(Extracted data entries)

○ ○ ○

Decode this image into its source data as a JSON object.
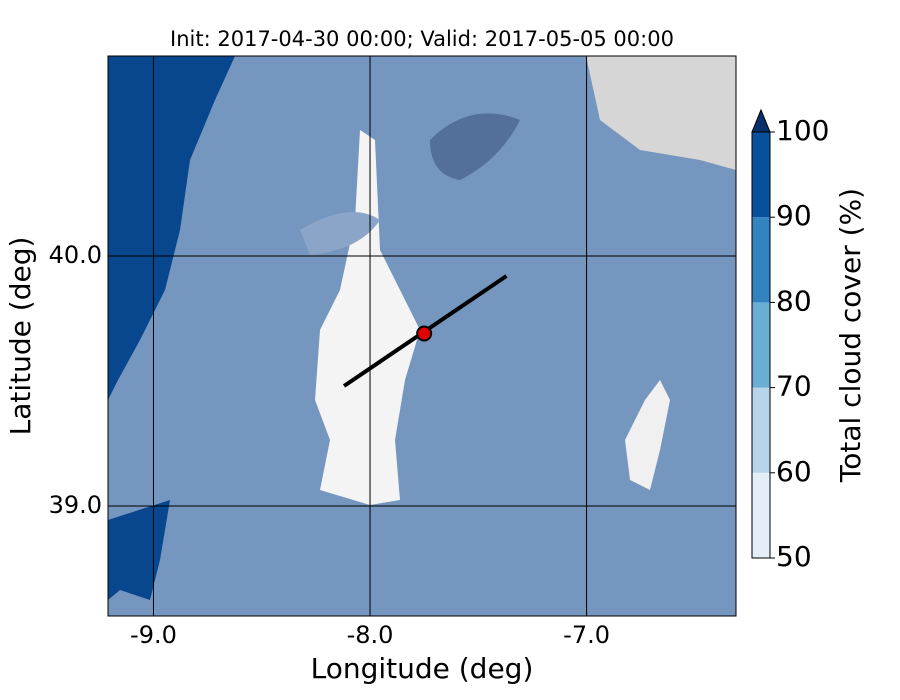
{
  "chart_data": {
    "type": "map",
    "title": "Init: 2017-04-30 00:00; Valid: 2017-05-05 00:00",
    "x_label": "Longitude (deg)",
    "y_label": "Latitude (deg)",
    "xlim": [
      -9.21,
      -6.31
    ],
    "ylim": [
      38.56,
      40.8
    ],
    "xticks": [
      {
        "value": -9,
        "label": "-9.0"
      },
      {
        "value": -8,
        "label": "-8.0"
      },
      {
        "value": -7,
        "label": "-7.0"
      }
    ],
    "yticks": [
      {
        "value": 39,
        "label": "39.0"
      },
      {
        "value": 40,
        "label": "40.0"
      }
    ],
    "grid": true,
    "section": {
      "lon": [
        -8.12,
        -7.37
      ],
      "lat": [
        39.48,
        39.92
      ],
      "color": "#000000"
    },
    "point": {
      "lon": -7.75,
      "lat": 39.69,
      "color": "#e00000"
    },
    "colorbar": {
      "label": "Total cloud cover (%)",
      "levels": [
        50,
        60,
        70,
        80,
        90,
        100
      ],
      "colors": [
        "#e3eef9",
        "#b7d4ea",
        "#6aaed6",
        "#3383be",
        "#08509b"
      ],
      "extend_color": "#08306b"
    }
  }
}
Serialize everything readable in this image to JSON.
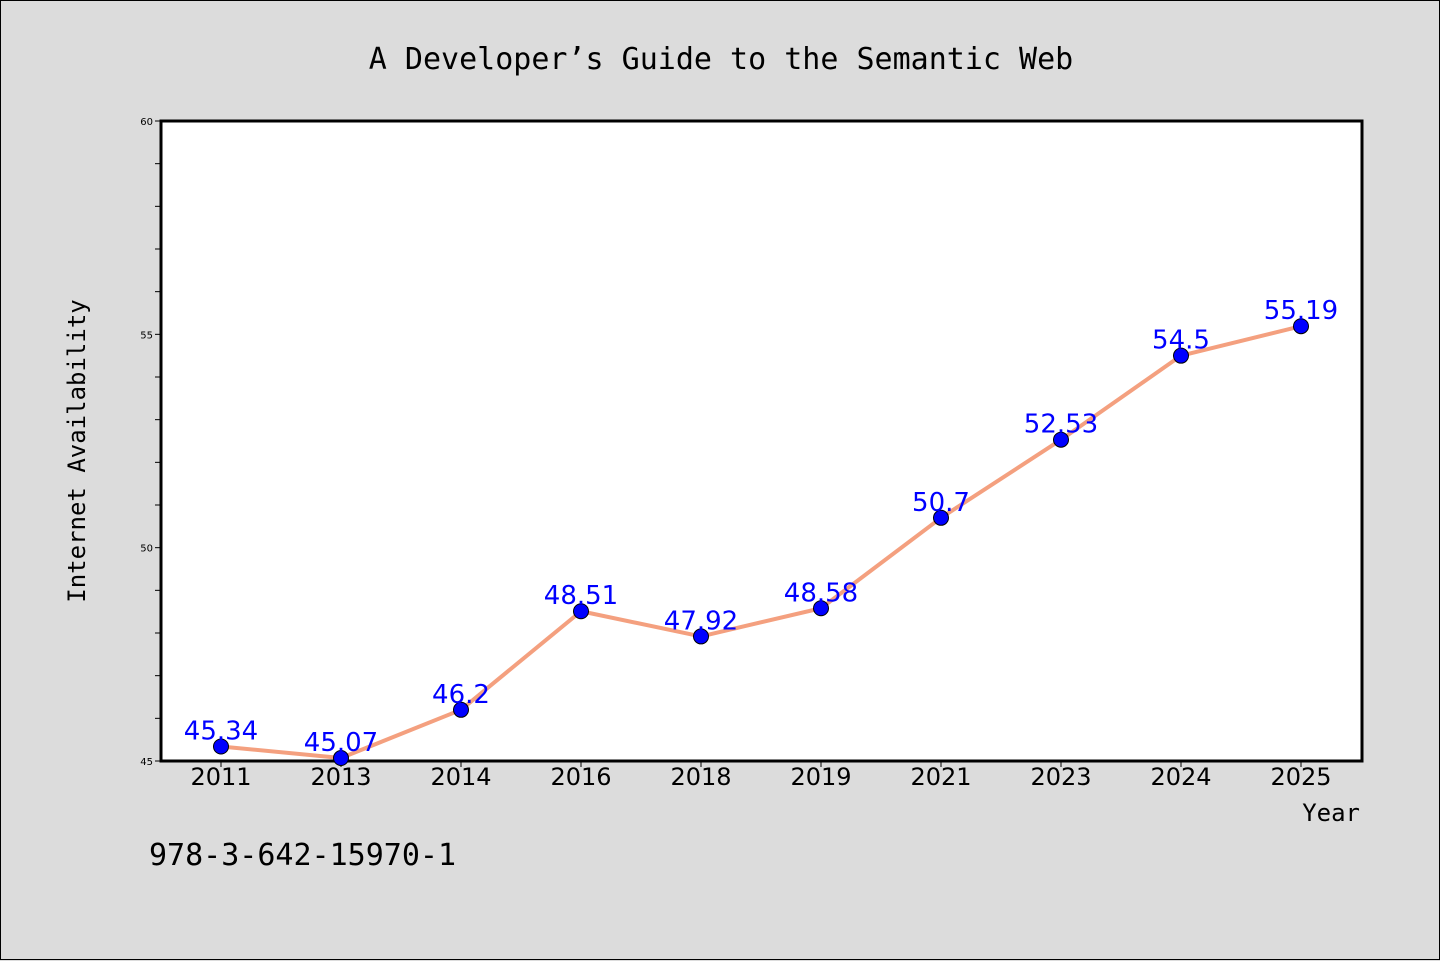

○ ○ ○

The request » Strip out the images, then output the records above word for word.

Written response »
Decode this image into its source data as a JSON object.
{
  "chart_data": {
    "type": "map",
    "title": "Init: 2017-04-30 00:00; Valid: 2017-05-05 00:00",
    "x_label": "Longitude (deg)",
    "y_label": "Latitude (deg)",
    "xlim": [
      -9.21,
      -6.31
    ],
    "ylim": [
      38.56,
      40.8
    ],
    "xticks": [
      {
        "value": -9,
        "label": "-9.0"
      },
      {
        "value": -8,
        "label": "-8.0"
      },
      {
        "value": -7,
        "label": "-7.0"
      }
    ],
    "yticks": [
      {
        "value": 39,
        "label": "39.0"
      },
      {
        "value": 40,
        "label": "40.0"
      }
    ],
    "grid": true,
    "section": {
      "lon": [
        -8.12,
        -7.37
      ],
      "lat": [
        39.48,
        39.92
      ],
      "color": "#000000"
    },
    "point": {
      "lon": -7.75,
      "lat": 39.69,
      "color": "#e00000"
    },
    "colorbar": {
      "label": "Total cloud cover (%)",
      "levels": [
        50,
        60,
        70,
        80,
        90,
        100
      ],
      "colors": [
        "#e3eef9",
        "#b7d4ea",
        "#6aaed6",
        "#3383be",
        "#08509b"
      ],
      "extend_color": "#08306b"
    }
  }
}
Serialize everything readable in this image to JSON.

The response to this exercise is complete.